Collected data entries
---------------

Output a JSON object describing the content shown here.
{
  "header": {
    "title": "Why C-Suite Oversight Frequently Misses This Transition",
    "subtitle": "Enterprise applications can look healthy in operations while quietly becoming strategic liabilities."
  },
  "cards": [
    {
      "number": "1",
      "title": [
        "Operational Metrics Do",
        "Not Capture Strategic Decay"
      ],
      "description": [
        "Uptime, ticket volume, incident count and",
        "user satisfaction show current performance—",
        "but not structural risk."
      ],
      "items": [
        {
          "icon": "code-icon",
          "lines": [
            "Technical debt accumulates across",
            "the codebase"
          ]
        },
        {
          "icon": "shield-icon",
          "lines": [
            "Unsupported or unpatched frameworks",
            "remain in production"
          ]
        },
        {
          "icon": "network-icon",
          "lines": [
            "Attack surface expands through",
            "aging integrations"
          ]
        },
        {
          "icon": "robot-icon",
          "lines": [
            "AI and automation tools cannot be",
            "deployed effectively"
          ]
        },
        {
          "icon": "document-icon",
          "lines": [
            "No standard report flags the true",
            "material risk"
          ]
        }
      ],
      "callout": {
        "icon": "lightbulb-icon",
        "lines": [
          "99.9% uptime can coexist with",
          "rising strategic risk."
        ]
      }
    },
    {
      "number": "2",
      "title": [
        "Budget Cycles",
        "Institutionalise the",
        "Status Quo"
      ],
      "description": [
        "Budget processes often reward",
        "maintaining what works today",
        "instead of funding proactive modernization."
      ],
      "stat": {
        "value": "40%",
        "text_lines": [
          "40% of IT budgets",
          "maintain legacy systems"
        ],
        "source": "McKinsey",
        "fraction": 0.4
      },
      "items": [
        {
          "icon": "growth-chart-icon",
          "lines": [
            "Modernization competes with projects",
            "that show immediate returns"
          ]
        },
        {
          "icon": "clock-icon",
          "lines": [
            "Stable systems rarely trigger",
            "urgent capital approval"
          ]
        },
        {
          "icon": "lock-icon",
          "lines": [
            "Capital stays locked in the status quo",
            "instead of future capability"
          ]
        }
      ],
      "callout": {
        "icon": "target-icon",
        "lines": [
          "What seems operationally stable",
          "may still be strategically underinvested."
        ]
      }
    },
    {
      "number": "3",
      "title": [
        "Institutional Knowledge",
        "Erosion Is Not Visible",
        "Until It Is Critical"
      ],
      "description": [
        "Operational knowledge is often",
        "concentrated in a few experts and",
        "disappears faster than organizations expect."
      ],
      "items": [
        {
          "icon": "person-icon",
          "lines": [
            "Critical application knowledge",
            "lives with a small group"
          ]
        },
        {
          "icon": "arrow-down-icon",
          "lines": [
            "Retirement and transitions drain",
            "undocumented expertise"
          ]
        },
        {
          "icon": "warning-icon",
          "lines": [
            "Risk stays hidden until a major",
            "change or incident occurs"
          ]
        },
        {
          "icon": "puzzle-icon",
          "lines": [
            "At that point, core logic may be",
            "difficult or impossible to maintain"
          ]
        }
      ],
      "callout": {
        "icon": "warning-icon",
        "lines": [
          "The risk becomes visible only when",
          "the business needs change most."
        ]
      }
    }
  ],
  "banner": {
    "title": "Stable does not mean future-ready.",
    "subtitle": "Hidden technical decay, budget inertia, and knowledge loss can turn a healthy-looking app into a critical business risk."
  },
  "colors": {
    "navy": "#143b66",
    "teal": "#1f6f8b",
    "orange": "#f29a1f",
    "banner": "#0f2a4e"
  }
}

---------------

PROBLEM TO WORK ON
Only the count is needed: the number of lines in the data that include the word "change".

RESULT BELOW
2